### Lesetext

--------------------------------

Der Holländer Paul Verhoeven hat mit "RoboCop" (1987), "Total Recall" (1990) und "Starship Troopers" (1997) drei sehr gewalttätige, zynische und ansatzweise gesellschaftskritische Sciencefiction-Streifen fabriziert. Da eine Neuverfilmung von "Total Recall" (2012) jeden Witz vermissen ließ, befürchtete ich beim aktuellen "RoboCop"-Remake das Schlimmste. Hoffnung machte nur die Wahl des Regisseurs: Der Brasilianer José Padilha hatte 2007 mit "Elite Squad" einen beeindruckenden halbdokumentarischen Spielfilm gedreht, der den Einsatz einer Spezialtruppe der Polizei von Rio de Janeiro gegen das organisierte Verbrechen in den Favelas thematisierte.

--------------------------------

### Erfasste Daten
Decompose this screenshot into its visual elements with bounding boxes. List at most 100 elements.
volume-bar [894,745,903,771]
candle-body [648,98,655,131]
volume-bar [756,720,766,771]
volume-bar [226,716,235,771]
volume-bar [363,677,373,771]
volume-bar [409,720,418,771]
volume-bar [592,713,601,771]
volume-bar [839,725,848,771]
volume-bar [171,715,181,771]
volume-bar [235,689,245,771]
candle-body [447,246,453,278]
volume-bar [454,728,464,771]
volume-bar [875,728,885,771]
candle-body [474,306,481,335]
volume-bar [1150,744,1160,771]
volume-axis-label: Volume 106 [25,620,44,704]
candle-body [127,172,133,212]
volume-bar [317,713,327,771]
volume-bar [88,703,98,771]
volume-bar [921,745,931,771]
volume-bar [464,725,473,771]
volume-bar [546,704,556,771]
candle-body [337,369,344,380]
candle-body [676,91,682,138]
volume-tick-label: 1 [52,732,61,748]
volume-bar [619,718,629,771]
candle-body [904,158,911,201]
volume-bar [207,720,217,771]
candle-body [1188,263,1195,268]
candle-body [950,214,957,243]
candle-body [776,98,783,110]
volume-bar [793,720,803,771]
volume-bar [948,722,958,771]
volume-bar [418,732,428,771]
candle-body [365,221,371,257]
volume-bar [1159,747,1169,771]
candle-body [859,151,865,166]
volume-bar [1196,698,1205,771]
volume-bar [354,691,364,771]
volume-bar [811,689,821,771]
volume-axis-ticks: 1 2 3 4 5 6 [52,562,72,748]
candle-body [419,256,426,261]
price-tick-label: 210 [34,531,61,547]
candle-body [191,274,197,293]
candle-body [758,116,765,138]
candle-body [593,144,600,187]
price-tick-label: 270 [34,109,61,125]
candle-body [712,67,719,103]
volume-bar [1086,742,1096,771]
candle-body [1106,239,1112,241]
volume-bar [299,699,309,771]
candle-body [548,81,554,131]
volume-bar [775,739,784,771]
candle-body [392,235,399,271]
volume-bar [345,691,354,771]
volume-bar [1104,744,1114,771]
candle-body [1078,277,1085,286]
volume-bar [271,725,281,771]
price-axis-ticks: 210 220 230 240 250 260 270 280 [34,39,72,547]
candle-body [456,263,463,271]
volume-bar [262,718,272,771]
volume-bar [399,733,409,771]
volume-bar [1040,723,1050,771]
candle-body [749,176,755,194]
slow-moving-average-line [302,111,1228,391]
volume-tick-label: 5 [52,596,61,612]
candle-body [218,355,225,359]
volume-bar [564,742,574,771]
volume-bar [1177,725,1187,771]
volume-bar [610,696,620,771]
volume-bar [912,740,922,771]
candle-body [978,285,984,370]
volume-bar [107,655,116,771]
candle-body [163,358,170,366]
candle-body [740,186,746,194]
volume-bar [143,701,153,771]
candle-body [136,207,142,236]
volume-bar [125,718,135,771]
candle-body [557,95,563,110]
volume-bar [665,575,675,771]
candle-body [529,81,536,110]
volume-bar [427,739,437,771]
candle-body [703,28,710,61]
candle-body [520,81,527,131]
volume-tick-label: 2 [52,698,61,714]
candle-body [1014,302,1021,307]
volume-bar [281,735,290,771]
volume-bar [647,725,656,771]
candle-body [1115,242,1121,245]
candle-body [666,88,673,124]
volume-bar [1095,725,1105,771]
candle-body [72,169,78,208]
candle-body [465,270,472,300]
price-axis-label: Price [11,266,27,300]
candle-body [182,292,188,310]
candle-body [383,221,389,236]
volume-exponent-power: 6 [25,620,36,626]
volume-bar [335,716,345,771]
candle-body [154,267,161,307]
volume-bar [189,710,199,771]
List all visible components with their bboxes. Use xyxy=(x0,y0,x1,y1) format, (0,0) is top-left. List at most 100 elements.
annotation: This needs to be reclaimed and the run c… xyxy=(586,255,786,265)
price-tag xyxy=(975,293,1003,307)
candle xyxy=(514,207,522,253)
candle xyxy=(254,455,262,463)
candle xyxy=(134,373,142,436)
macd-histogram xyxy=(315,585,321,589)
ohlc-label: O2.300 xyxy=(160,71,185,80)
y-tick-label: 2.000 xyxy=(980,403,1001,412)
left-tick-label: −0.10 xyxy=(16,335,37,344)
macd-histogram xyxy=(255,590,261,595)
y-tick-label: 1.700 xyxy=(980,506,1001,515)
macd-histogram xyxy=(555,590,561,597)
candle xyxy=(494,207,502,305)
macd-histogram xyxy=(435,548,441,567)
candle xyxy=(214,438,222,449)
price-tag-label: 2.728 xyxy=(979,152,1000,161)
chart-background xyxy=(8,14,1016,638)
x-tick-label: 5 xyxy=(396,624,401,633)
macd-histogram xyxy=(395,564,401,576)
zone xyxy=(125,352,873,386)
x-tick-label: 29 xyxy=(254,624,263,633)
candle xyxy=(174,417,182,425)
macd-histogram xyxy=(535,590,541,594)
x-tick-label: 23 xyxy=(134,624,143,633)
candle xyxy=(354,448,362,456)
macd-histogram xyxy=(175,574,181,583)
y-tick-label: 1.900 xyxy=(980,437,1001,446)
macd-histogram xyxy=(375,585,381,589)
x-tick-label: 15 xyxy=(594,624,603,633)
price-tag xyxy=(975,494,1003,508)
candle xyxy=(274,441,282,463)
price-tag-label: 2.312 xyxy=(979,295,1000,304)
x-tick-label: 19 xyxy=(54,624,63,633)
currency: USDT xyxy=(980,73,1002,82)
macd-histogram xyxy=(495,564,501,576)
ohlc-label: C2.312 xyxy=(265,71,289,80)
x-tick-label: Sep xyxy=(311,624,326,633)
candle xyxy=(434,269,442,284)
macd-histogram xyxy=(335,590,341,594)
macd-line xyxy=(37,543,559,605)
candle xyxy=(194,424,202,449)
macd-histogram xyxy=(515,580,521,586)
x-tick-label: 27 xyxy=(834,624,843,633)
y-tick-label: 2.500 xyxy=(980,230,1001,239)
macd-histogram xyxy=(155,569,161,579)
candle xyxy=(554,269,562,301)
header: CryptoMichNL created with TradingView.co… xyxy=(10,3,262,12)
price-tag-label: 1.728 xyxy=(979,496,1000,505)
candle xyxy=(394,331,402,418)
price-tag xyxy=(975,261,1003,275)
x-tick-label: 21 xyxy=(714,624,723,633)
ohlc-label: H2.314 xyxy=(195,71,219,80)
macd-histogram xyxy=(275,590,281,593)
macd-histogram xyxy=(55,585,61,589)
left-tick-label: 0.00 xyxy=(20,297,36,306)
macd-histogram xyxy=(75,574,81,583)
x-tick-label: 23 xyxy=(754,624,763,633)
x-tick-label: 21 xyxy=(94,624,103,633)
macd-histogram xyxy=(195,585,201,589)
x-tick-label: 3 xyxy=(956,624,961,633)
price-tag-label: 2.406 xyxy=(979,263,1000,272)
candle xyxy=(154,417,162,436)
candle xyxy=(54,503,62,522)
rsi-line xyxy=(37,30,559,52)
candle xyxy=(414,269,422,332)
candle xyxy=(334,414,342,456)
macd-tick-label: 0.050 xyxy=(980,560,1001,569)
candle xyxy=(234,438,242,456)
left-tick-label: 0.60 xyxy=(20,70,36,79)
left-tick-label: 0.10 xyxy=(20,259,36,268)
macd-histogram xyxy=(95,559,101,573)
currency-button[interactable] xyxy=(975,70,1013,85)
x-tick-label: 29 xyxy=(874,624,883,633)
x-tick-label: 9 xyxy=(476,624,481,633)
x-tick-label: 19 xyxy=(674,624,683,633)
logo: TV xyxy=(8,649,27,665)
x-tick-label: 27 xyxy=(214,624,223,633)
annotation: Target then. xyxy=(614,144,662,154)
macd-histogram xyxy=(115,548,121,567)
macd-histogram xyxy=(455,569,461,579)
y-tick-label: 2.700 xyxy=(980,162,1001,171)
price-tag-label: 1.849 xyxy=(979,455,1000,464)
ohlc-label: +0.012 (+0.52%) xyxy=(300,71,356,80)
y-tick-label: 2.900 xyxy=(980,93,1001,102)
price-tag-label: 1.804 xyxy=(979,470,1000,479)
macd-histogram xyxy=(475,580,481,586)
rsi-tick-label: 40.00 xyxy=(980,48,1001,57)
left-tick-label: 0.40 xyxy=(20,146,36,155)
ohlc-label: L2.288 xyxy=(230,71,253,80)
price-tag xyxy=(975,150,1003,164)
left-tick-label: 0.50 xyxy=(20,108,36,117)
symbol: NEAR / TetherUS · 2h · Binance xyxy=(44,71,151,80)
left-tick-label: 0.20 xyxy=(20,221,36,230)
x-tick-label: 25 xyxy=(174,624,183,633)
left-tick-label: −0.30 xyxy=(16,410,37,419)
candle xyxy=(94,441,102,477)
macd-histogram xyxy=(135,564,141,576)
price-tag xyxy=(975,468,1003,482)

--------------------------------

### Zu erledigen 1
Wie lässt sich der Absatz im Lesetext, der mit „Der Holländer Paul Verhoeven“ beginnt, als kurze Stichpunktliste wiedergeben, ohne seine wesentlichen Fakten zu verlieren?
### Zu erledigen 2
In welchem Jahr drehte José Padilha laut Lesetext „Elite Squad“?
### Zu erledigen 3
Setzen Sie den Text über das „RoboCop“-Remake nach seinem letzten Satz fort.
Die Einträge stammen aus einer anderen Quelle.

### Antwort 1
- Paul Verhoeven (Niederlande) drehte drei gewalttätige, zynische, teils gesellschaftskritische Sciencefiction-Filme: „RoboCop“ (1987), „Total Recall“ (1990) und „Starship Troopers“ (1997).
- Das „Total Recall“-Remake (2012) war witzlos, daher wurde beim neuen „RoboCop“-Remake das Schlimmste befürchtet.
- Hoffnung gab der Regisseur José Padilha (Brasilien).
- Padilha drehte 2007 „Elite Squad“, einen beeindruckenden halbdokumentarischen Spielfilm über eine Spezialeinheit der Polizei von Rio de Janeiro im Kampf gegen das organisierte Verbrechen in den Favelas.

### Antwort 2
2007

### Antwort 3
Der neue "RoboCop" beginnt auch recht vielversprechend. Wir schreiben das Jahr 2028. In einem Land im Nahen Osten (Iran?) sorgen vollautomatische Drohnen aus US-Produktion für die totale Überwachung der Zivilbevölkerung. Angriffe von Selbstmordattentätern auf die Flug- und Stampfmaschinen haben keine Chance. Im amerikanischen Fernsehen polemisiert ein demagogischer Showmaster (Samuel L. Jackson) gegen das Dreyfuss-Gesetz, benannt nach Senator Hubert Dreyfuss, der den Einsatz von Kampfrobotern zur Verbrechensbekämpfung im Inland verbieten ließ – obwohl sie sich im Ausland gegen Aufständische doch so grandios bewähren. Dreyfuss’ Argument: Roboter dürfen nicht über amerikanische Bürger richten (sein Filmname ist ein Insiderwitz; der amerikanische Philosoph Hubert Dreyfus, nur mit einem "s" geschrieben, bestreitet hartnäckig, dass es je so etwas wie künstliche Intelligenz geben kann). Die Herstellerfirma der Drohnen möchte das Dreyfuss-Gesetz natürlich lieber heute als morgen zu Fall bringen, um die US-Städte genauso befrieden zu dürfen wie fremde Schurkenstaaten. Schließlich verspricht die automatisierte Verbrechensbekämpfung enorme Gewinne.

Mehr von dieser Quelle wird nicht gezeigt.